--- Start of INPUT RECORDS ---

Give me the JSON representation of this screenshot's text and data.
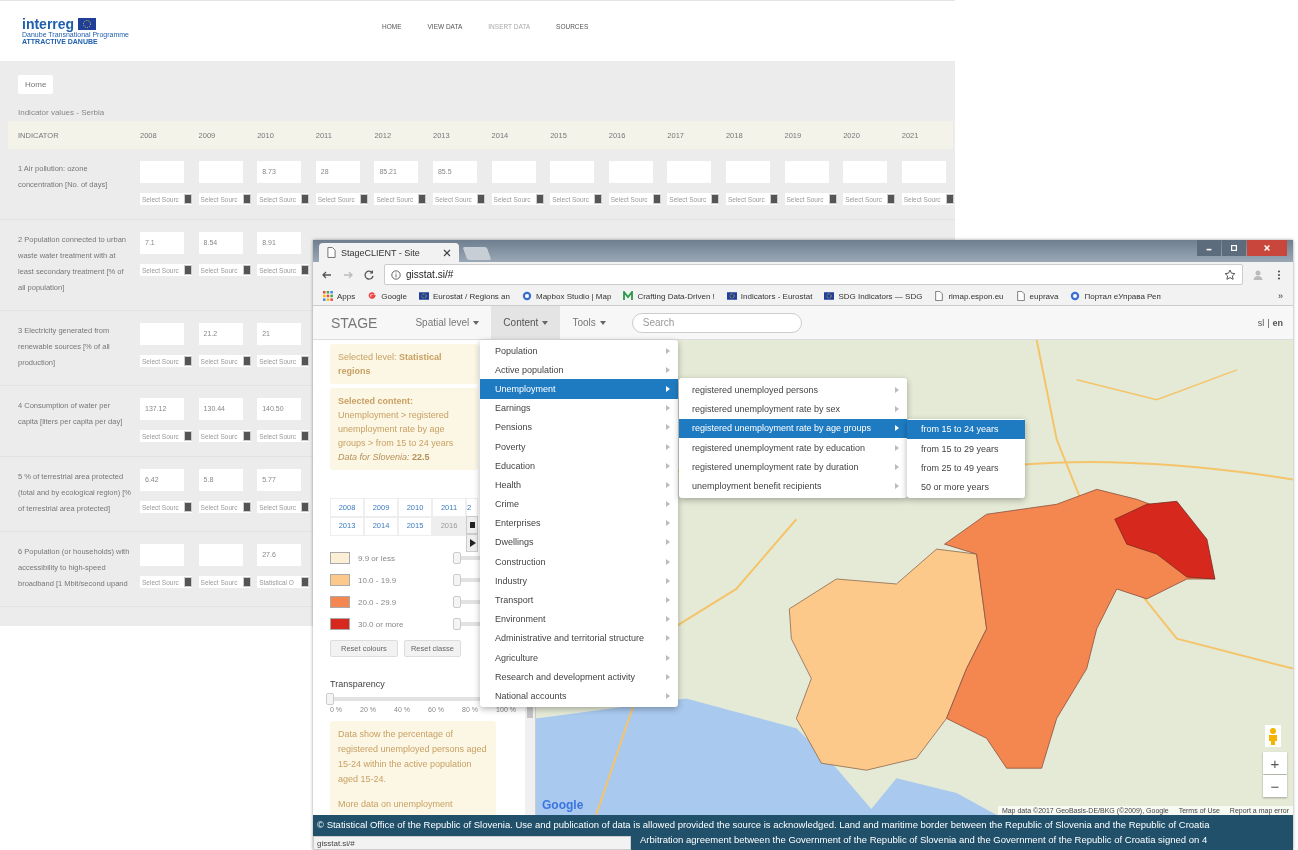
{
  "back_window": {
    "logo": {
      "name": "interreg",
      "programme": "Danube Transnational Programme",
      "project": "ATTRACTIVE DANUBE"
    },
    "nav": [
      {
        "label": "HOME",
        "selected": false
      },
      {
        "label": "VIEW DATA",
        "selected": false
      },
      {
        "label": "INSERT DATA",
        "selected": true
      },
      {
        "label": "SOURCES",
        "selected": false
      }
    ],
    "breadcrumb": "Home",
    "title": "Indicator values - Serbia",
    "indicator_header": "INDICATOR",
    "years": [
      "2008",
      "2009",
      "2010",
      "2011",
      "2012",
      "2013",
      "2014",
      "2015",
      "2016",
      "2017",
      "2018",
      "2019",
      "2020",
      "2021"
    ],
    "rows": [
      {
        "indicator": "1 Air pollution: ozone concentration [No. of days]",
        "cells": [
          {
            "source": "Select Sourc"
          },
          {
            "source": "Select Sourc"
          },
          {
            "value": "8.73",
            "source": "Select Sourc"
          },
          {
            "value": "28",
            "source": "Select Sourc"
          },
          {
            "value": "85.21",
            "source": "Select Sourc"
          },
          {
            "value": "85.5",
            "source": "Select Sourc"
          },
          {
            "source": "Select Sourc"
          },
          {
            "source": "Select Sourc"
          },
          {
            "source": "Select Sourc"
          },
          {
            "source": "Select Sourc"
          },
          {
            "source": "Select Sourc"
          },
          {
            "source": "Select Sourc"
          },
          {
            "source": "Select Sourc"
          },
          {
            "source": "Select Sourc"
          }
        ]
      },
      {
        "indicator": "2 Population connected to urban waste water treatment with at least secondary treatment [% of all population]",
        "cells": [
          {
            "value": "7.1",
            "source": "Select Sourc"
          },
          {
            "value": "8.54",
            "source": "Select Sourc"
          },
          {
            "value": "8.91",
            "source": "Select Sourc"
          }
        ]
      },
      {
        "indicator": "3 Electricity generated from renewable sources [% of all production]",
        "cells": [
          {
            "source": "Select Sourc"
          },
          {
            "value": "21.2",
            "source": "Select Sourc"
          },
          {
            "value": "21",
            "source": "Select Sourc"
          }
        ]
      },
      {
        "indicator": "4 Consumption of water per capita [liters per capita per day]",
        "cells": [
          {
            "value": "137.12",
            "source": "Select Sourc"
          },
          {
            "value": "130.44",
            "source": "Select Sourc"
          },
          {
            "value": "140.50",
            "source": "Select Sourc"
          }
        ]
      },
      {
        "indicator": "5 % of terrestrial area protected (total and by ecological region) [% of terrestrial area protected]",
        "cells": [
          {
            "value": "6.42",
            "source": "Select Sourc"
          },
          {
            "value": "5.8",
            "source": "Select Sourc"
          },
          {
            "value": "5.77",
            "source": "Select Sourc"
          }
        ]
      },
      {
        "indicator": "6 Population (or households) with accessibility to high-speed broadband [1 Mbit/second upand",
        "cells": [
          {
            "source": "Select Sourc"
          },
          {
            "source": "Select Sourc"
          },
          {
            "value": "27.6",
            "source": "Statistical O"
          }
        ]
      }
    ]
  },
  "front_window": {
    "browser": {
      "tab": "StageCLIENT - Site",
      "url": "gisstat.si/#",
      "status": "gisstat.si/#",
      "bookmarks": [
        {
          "kind": "apps",
          "label": "Apps"
        },
        {
          "kind": "google",
          "label": "Google"
        },
        {
          "kind": "flag",
          "label": "Eurostat / Regions an"
        },
        {
          "kind": "globe",
          "label": "Mapbox Studio | Map"
        },
        {
          "kind": "leaf",
          "label": "Crafting Data-Driven !"
        },
        {
          "kind": "flag",
          "label": "Indicators - Eurostat"
        },
        {
          "kind": "flag",
          "label": "SDG Indicators — SDG"
        },
        {
          "kind": "page",
          "label": "rimap.espon.eu"
        },
        {
          "kind": "page",
          "label": "euprava"
        },
        {
          "kind": "globe",
          "label": "Портал еУправа Реп"
        }
      ],
      "more": "»"
    },
    "app": {
      "brand": "STAGE",
      "menus": [
        {
          "label": "Spatial level",
          "selected": false
        },
        {
          "label": "Content",
          "selected": true
        },
        {
          "label": "Tools",
          "selected": false
        }
      ],
      "search": {
        "placeholder": "Search"
      },
      "languages": [
        {
          "label": "sl",
          "selected": false
        },
        {
          "label": "en",
          "selected": true
        }
      ],
      "language_separator": "|"
    },
    "sidebar": {
      "level_box": "Selected level: **Statistical regions**",
      "content_box": {
        "heading": "Selected content:",
        "path": "Unemployment > registered unemployment rate by age groups > from 15 to 24 years",
        "data": "*Data for Slovenia:* **22.5**"
      },
      "years": [
        {
          "label": "2008",
          "selected": false
        },
        {
          "label": "2009",
          "selected": false
        },
        {
          "label": "2010",
          "selected": false
        },
        {
          "label": "2011",
          "selected": false
        },
        {
          "label": "2",
          "selected": false
        },
        {
          "label": "2013",
          "selected": false
        },
        {
          "label": "2014",
          "selected": false
        },
        {
          "label": "2015",
          "selected": false
        },
        {
          "label": "2016",
          "selected": true
        }
      ],
      "legend": [
        {
          "label": "9.9 or less",
          "color": "#fdefd6",
          "level": 0
        },
        {
          "label": "10.0 - 19.9",
          "color": "#fdc98a",
          "level": 0
        },
        {
          "label": "20.0 - 29.9",
          "color": "#f4874f",
          "level": 0
        },
        {
          "label": "30.0 or more",
          "color": "#d7281e",
          "level": 0
        }
      ],
      "buttons": [
        "Reset colours",
        "Reset classe"
      ],
      "transparency": {
        "label": "Transparency",
        "level": 0,
        "ticks": [
          "0 %",
          "20 %",
          "40 %",
          "60 %",
          "80 %",
          "100 %"
        ]
      },
      "note": "Data show the percentage of registered unemployed persons aged 15-24 within the active population aged 15-24.",
      "more": "More data on unemployment"
    },
    "menu": [
      {
        "label": "Population",
        "selected": false
      },
      {
        "label": "Active population",
        "selected": false
      },
      {
        "label": "Unemployment",
        "selected": true,
        "children": [
          {
            "label": "registered unemployed persons",
            "selected": false
          },
          {
            "label": "registered unemployment rate by sex",
            "selected": false
          },
          {
            "label": "registered unemployment rate by age groups",
            "selected": true,
            "children": [
              {
                "label": "from 15 to 24 years",
                "selected": true
              },
              {
                "label": "from 15 to 29 years",
                "selected": false
              },
              {
                "label": "from 25 to 49 years",
                "selected": false
              },
              {
                "label": "50 or more years",
                "selected": false
              }
            ]
          },
          {
            "label": "registered unemployment rate by education",
            "selected": false
          },
          {
            "label": "registered unemployment rate by duration",
            "selected": false
          },
          {
            "label": "unemployment benefit recipients",
            "selected": false
          }
        ]
      },
      {
        "label": "Earnings",
        "selected": false
      },
      {
        "label": "Pensions",
        "selected": false
      },
      {
        "label": "Poverty",
        "selected": false
      },
      {
        "label": "Education",
        "selected": false
      },
      {
        "label": "Health",
        "selected": false
      },
      {
        "label": "Crime",
        "selected": false
      },
      {
        "label": "Enterprises",
        "selected": false
      },
      {
        "label": "Dwellings",
        "selected": false
      },
      {
        "label": "Construction",
        "selected": false
      },
      {
        "label": "Industry",
        "selected": false
      },
      {
        "label": "Transport",
        "selected": false
      },
      {
        "label": "Environment",
        "selected": false
      },
      {
        "label": "Administrative and territorial structure",
        "selected": false
      },
      {
        "label": "Agriculture",
        "selected": false
      },
      {
        "label": "Research and development activity",
        "selected": false
      },
      {
        "label": "National accounts",
        "selected": false
      }
    ],
    "map": {
      "logo": "Google",
      "attribution": "Map data ©2017 GeoBasis-DE/BKG (©2009), Google",
      "terms": "Terms of Use",
      "report": "Report a map error",
      "zoom_in": "+",
      "zoom_out": "−"
    },
    "footer": [
      "© Statistical Office of the Republic of Slovenia. Use and publication of data is allowed provided the source is acknowledged. Land and maritime border between the Republic of Slovenia and the Republic of Croatia",
      "Arbitration agreement between the Government of the Republic of Slovenia and the Government of the Republic of Croatia signed on 4"
    ]
  }
}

--- End of INPUT RECORDS ---

» **WRITTEN EXERCISE**
State how many lines above contain the string "Slovenia", with no other words.

» **RESPONSE BELOW**
3